Stored items
## Start
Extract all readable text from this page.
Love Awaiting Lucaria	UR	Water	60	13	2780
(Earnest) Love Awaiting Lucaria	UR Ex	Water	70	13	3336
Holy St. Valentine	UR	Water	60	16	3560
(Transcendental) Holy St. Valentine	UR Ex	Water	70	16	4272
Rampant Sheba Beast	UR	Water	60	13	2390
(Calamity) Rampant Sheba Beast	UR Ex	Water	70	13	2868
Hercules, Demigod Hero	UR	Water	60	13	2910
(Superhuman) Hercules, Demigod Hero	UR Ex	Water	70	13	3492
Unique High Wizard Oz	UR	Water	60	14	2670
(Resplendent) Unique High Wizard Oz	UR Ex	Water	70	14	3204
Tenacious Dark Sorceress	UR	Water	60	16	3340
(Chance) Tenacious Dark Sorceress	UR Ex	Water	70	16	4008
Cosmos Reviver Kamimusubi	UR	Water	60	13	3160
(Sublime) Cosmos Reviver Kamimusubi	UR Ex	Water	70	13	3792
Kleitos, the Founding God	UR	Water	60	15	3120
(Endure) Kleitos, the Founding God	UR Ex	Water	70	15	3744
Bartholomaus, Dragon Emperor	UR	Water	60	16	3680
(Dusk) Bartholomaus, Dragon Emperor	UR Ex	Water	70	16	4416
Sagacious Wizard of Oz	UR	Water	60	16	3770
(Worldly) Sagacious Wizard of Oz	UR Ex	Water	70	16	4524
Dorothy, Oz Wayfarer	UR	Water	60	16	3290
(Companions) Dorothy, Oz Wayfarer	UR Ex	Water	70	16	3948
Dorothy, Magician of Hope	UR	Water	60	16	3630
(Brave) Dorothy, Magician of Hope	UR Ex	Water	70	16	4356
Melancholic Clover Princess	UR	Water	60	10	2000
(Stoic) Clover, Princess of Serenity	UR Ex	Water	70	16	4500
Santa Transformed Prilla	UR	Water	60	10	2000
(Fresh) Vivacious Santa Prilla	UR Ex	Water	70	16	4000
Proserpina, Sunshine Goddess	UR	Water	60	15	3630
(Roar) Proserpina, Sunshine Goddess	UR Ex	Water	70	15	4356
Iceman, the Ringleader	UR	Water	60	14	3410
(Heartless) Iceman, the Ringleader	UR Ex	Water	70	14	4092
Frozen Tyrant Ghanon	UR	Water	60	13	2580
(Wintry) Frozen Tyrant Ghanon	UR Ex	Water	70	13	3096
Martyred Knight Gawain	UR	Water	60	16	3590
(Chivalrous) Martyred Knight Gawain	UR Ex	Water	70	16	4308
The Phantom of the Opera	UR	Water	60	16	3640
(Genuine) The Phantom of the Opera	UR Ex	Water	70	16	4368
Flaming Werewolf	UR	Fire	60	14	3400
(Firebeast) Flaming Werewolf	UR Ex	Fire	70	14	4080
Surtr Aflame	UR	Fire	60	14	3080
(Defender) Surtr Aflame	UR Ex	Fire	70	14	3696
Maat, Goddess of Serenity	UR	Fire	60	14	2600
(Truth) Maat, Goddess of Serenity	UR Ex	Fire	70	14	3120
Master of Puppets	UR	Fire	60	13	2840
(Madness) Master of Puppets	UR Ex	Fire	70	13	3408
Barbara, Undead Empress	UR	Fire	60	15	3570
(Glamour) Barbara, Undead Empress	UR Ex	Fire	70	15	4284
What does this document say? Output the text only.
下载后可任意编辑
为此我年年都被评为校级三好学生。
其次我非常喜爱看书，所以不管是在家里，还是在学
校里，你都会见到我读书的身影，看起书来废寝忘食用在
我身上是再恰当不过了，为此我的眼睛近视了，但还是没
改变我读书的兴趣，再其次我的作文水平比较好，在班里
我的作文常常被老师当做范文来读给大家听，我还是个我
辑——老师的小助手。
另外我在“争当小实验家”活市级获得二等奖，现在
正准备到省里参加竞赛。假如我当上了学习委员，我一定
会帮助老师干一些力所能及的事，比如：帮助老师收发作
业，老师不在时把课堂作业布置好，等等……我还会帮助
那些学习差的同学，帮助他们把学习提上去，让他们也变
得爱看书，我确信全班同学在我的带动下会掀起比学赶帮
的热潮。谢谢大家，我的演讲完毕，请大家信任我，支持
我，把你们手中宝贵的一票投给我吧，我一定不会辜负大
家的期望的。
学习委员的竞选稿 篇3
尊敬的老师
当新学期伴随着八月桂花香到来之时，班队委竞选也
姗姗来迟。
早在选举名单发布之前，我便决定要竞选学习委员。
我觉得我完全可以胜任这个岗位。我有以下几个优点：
## End
Extract each record, keeping it identical to the original.

## TASK SOLUTION
Extract all readable text from this page.
Love Awaiting Lucaria	UR	Water	60	13	2780
(Earnest) Love Awaiting Lucaria	UR Ex	Water	70	13	3336
Holy St. Valentine	UR	Water	60	16	3560
(Transcendental) Holy St. Valentine	UR Ex	Water	70	16	4272
Rampant Sheba Beast	UR	Water	60	13	2390
(Calamity) Rampant Sheba Beast	UR Ex	Water	70	13	2868
Hercules, Demigod Hero	UR	Water	60	13	2910
(Superhuman) Hercules, Demigod Hero	UR Ex	Water	70	13	3492
Unique High Wizard Oz	UR	Water	60	14	2670
(Resplendent) Unique High Wizard Oz	UR Ex	Water	70	14	3204
Tenacious Dark Sorceress	UR	Water	60	16	3340
(Chance) Tenacious Dark Sorceress	UR Ex	Water	70	16	4008
Cosmos Reviver Kamimusubi	UR	Water	60	13	3160
(Sublime) Cosmos Reviver Kamimusubi	UR Ex	Water	70	13	3792
Kleitos, the Founding God	UR	Water	60	15	3120
(Endure) Kleitos, the Founding God	UR Ex	Water	70	15	3744
Bartholomaus, Dragon Emperor	UR	Water	60	16	3680
(Dusk) Bartholomaus, Dragon Emperor	UR Ex	Water	70	16	4416
Sagacious Wizard of Oz	UR	Water	60	16	3770
(Worldly) Sagacious Wizard of Oz	UR Ex	Water	70	16	4524
Dorothy, Oz Wayfarer	UR	Water	60	16	3290
(Companions) Dorothy, Oz Wayfarer	UR Ex	Water	70	16	3948
Dorothy, Magician of Hope	UR	Water	60	16	3630
(Brave) Dorothy, Magician of Hope	UR Ex	Water	70	16	4356
Melancholic Clover Princess	UR	Water	60	10	2000
(Stoic) Clover, Princess of Serenity	UR Ex	Water	70	16	4500
Santa Transformed Prilla	UR	Water	60	10	2000
(Fresh) Vivacious Santa Prilla	UR Ex	Water	70	16	4000
Proserpina, Sunshine Goddess	UR	Water	60	15	3630
(Roar) Proserpina, Sunshine Goddess	UR Ex	Water	70	15	4356
Iceman, the Ringleader	UR	Water	60	14	3410
(Heartless) Iceman, the Ringleader	UR Ex	Water	70	14	4092
Frozen Tyrant Ghanon	UR	Water	60	13	2580
(Wintry) Frozen Tyrant Ghanon	UR Ex	Water	70	13	3096
Martyred Knight Gawain	UR	Water	60	16	3590
(Chivalrous) Martyred Knight Gawain	UR Ex	Water	70	16	4308
The Phantom of the Opera	UR	Water	60	16	3640
(Genuine) The Phantom of the Opera	UR Ex	Water	70	16	4368
Flaming Werewolf	UR	Fire	60	14	3400
(Firebeast) Flaming Werewolf	UR Ex	Fire	70	14	4080
Surtr Aflame	UR	Fire	60	14	3080
(Defender) Surtr Aflame	UR Ex	Fire	70	14	3696
Maat, Goddess of Serenity	UR	Fire	60	14	2600
(Truth) Maat, Goddess of Serenity	UR Ex	Fire	70	14	3120
Master of Puppets	UR	Fire	60	13	2840
(Madness) Master of Puppets	UR Ex	Fire	70	13	3408
Barbara, Undead Empress	UR	Fire	60	15	3570
(Glamour) Barbara, Undead Empress	UR Ex	Fire	70	15	4284
What does this document say? Output the text only.
下载后可任意编辑
为此我年年都被评为校级三好学生。
其次我非常喜爱看书，所以不管是在家里，还是在学
校里，你都会见到我读书的身影，看起书来废寝忘食用在
我身上是再恰当不过了，为此我的眼睛近视了，但还是没
改变我读书的兴趣，再其次我的作文水平比较好，在班里
我的作文常常被老师当做范文来读给大家听，我还是个我
辑——老师的小助手。
另外我在“争当小实验家”活市级获得二等奖，现在
正准备到省里参加竞赛。假如我当上了学习委员，我一定
会帮助老师干一些力所能及的事，比如：帮助老师收发作
业，老师不在时把课堂作业布置好，等等……我还会帮助
那些学习差的同学，帮助他们把学习提上去，让他们也变
得爱看书，我确信全班同学在我的带动下会掀起比学赶帮
的热潮。谢谢大家，我的演讲完毕，请大家信任我，支持
我，把你们手中宝贵的一票投给我吧，我一定不会辜负大
家的期望的。
学习委员的竞选稿 篇3
尊敬的老师
当新学期伴随着八月桂花香到来之时，班队委竞选也
姗姗来迟。
早在选举名单发布之前，我便决定要竞选学习委员。
我觉得我完全可以胜任这个岗位。我有以下几个优点：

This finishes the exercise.